Short task: Assemble all lines in which the string "Kamala" appears.

Items from a data source:
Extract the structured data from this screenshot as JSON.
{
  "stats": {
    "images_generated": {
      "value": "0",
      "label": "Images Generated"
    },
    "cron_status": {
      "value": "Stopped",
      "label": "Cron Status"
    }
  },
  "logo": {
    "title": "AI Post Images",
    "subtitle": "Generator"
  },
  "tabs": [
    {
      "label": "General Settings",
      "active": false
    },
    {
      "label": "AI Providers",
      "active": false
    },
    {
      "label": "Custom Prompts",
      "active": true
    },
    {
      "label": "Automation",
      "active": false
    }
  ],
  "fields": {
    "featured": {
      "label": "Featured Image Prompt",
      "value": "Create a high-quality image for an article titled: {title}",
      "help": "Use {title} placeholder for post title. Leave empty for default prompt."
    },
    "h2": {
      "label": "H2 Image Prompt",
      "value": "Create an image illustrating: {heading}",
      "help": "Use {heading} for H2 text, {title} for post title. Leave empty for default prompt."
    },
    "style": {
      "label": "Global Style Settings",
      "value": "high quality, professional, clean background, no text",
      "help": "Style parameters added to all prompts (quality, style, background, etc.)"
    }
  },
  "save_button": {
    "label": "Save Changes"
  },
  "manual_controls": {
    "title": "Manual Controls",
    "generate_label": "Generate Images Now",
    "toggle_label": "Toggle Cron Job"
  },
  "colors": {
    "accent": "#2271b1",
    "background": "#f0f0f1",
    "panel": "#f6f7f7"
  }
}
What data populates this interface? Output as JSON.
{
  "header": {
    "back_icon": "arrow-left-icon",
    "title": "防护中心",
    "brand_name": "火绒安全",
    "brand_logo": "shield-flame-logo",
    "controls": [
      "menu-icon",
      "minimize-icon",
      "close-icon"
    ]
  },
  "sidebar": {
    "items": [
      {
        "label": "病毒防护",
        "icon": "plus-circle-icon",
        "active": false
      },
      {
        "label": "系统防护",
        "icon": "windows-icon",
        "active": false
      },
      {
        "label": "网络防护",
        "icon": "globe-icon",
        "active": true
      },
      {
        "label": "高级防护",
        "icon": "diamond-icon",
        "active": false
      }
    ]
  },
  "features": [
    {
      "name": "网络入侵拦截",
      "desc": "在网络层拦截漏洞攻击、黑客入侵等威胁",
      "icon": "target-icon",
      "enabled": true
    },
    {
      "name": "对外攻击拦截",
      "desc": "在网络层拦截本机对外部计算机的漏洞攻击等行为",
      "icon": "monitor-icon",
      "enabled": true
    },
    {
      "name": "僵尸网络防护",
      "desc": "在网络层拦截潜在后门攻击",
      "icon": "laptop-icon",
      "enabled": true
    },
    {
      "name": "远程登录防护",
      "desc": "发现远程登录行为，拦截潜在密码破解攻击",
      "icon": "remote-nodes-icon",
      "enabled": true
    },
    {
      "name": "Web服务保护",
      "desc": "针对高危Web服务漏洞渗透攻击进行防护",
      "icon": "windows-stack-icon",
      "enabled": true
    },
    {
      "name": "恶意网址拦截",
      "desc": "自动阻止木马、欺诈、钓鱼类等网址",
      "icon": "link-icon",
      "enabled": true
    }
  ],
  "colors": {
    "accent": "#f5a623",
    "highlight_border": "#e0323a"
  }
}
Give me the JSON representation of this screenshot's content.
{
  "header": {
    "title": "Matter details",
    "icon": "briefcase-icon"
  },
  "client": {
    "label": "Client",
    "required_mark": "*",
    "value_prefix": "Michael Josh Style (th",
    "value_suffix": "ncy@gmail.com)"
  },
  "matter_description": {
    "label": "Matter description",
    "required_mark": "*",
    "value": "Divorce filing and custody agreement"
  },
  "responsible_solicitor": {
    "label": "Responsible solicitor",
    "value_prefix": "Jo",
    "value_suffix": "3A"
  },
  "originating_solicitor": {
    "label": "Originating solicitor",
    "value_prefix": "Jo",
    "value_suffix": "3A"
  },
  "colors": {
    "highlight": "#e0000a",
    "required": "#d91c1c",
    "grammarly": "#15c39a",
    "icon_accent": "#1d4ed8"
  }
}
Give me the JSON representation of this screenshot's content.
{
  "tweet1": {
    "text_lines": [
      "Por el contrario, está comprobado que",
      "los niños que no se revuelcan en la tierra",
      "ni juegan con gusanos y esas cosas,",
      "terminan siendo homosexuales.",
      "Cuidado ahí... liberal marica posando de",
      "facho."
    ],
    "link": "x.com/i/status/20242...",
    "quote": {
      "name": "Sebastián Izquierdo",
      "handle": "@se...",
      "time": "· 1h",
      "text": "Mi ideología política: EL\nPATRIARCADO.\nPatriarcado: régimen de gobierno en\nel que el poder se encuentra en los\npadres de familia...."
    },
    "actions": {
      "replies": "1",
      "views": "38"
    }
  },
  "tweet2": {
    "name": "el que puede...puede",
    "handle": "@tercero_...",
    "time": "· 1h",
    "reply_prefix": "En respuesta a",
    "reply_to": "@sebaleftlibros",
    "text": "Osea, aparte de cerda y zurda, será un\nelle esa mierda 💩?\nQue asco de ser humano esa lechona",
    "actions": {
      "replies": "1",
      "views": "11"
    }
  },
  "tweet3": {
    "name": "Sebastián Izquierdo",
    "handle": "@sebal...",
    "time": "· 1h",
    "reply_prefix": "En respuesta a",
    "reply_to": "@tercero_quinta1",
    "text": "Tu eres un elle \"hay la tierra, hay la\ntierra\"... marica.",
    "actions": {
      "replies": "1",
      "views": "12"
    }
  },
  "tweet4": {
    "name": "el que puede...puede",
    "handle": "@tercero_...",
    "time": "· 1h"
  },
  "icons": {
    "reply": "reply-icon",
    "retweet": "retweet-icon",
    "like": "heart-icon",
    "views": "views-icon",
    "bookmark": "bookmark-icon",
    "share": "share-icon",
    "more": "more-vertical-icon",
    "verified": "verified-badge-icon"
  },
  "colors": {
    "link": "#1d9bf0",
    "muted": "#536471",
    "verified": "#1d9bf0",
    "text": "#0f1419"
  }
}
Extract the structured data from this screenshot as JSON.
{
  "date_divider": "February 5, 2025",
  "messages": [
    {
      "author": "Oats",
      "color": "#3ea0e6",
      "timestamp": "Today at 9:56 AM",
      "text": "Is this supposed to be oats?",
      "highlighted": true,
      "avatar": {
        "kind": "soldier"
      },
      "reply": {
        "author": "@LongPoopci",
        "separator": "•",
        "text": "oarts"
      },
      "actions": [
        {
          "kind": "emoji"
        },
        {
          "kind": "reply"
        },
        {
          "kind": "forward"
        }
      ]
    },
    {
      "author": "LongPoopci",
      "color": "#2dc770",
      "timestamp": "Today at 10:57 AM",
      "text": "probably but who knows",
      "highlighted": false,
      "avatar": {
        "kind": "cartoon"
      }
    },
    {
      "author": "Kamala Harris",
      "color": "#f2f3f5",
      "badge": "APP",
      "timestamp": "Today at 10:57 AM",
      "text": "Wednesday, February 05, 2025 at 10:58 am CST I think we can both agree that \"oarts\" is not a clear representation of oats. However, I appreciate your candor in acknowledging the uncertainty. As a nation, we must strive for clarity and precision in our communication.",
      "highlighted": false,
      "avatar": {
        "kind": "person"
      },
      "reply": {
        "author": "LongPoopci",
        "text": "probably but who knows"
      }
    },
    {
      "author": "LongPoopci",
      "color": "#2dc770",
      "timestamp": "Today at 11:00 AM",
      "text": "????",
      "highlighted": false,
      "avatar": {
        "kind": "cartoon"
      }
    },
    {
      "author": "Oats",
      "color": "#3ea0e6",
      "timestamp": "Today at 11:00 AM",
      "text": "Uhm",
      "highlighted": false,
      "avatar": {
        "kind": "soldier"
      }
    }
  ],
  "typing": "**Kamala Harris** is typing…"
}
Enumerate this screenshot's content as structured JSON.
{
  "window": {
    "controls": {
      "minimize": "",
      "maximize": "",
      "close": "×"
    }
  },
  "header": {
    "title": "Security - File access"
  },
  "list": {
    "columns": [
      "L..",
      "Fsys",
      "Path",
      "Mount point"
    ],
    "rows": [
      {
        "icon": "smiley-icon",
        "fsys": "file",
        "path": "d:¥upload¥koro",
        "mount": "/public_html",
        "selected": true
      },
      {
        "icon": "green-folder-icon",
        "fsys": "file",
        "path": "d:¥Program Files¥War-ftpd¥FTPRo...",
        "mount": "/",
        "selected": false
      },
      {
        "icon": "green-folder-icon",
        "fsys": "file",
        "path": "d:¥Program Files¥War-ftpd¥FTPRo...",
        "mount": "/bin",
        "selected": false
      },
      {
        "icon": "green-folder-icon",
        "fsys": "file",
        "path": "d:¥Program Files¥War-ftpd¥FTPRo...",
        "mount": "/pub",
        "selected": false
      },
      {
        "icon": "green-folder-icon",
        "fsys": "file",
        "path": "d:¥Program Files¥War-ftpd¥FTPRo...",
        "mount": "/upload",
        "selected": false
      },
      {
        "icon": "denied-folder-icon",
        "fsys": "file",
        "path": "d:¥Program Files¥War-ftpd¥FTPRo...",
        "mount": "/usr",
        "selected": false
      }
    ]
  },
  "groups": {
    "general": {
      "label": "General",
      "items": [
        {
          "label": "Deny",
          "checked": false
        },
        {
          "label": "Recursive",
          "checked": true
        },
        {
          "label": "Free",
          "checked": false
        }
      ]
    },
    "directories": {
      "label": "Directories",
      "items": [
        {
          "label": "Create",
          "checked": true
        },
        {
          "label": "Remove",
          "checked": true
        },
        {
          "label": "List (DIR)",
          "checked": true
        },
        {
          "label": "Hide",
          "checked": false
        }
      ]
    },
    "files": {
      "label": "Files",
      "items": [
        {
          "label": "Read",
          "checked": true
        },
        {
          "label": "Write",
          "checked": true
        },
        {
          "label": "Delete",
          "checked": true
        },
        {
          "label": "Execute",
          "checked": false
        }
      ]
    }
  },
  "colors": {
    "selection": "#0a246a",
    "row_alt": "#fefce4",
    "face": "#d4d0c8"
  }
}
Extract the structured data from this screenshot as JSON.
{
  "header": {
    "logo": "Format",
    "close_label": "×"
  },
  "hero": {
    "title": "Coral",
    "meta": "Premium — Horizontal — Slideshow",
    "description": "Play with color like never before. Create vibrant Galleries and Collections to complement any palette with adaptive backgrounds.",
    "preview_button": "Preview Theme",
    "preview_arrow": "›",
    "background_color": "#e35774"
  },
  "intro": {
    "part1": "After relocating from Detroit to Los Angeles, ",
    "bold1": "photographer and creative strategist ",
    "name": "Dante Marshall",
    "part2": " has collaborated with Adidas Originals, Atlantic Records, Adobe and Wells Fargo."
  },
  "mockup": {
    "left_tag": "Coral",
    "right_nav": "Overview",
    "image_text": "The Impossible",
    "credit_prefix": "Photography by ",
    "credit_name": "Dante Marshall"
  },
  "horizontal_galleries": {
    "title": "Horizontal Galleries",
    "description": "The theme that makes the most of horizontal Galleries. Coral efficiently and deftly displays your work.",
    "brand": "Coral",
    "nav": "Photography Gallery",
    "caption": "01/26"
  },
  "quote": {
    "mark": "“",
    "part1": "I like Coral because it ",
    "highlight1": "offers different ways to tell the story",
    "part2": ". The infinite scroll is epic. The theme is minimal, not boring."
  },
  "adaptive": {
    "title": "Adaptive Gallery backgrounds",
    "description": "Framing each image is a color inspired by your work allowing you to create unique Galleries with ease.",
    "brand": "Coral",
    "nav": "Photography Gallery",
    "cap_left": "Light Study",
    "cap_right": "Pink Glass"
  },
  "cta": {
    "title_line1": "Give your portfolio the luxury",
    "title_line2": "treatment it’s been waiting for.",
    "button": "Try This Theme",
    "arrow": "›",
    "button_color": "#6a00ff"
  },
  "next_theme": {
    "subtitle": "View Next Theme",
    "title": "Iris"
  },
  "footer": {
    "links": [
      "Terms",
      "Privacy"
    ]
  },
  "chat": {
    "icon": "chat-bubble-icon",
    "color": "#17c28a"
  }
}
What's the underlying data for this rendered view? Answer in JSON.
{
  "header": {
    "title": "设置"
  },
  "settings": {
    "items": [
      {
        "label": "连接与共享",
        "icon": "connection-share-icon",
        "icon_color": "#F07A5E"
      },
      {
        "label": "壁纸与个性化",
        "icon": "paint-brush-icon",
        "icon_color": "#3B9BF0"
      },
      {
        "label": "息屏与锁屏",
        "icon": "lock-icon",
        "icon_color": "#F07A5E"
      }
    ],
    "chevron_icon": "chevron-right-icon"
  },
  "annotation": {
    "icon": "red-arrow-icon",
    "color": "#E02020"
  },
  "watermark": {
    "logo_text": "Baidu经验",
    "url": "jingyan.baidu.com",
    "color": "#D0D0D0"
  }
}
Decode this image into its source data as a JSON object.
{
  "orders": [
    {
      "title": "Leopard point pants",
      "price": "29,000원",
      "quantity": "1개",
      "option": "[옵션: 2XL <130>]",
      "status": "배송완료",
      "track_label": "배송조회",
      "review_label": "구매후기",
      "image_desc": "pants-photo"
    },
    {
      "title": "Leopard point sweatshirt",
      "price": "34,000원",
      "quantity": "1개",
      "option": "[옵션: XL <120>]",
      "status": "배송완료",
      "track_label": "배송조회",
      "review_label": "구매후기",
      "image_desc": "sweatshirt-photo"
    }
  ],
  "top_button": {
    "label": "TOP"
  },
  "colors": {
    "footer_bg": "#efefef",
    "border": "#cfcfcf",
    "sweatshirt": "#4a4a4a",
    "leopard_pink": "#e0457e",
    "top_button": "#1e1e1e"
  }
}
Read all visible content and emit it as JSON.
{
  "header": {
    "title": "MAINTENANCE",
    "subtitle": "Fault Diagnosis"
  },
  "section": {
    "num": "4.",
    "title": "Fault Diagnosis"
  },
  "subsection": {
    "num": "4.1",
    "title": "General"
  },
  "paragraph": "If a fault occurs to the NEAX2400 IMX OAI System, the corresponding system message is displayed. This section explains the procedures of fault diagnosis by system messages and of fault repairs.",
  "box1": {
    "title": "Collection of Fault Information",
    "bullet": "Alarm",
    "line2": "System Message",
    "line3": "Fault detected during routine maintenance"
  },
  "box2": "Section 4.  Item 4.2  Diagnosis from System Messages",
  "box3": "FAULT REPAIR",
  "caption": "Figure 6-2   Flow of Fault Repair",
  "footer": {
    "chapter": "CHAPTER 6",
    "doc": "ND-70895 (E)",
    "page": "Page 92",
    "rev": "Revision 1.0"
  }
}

Written solution:
      "author": "Kamala Harris",
  "typing": "**Kamala Harris** is typing…"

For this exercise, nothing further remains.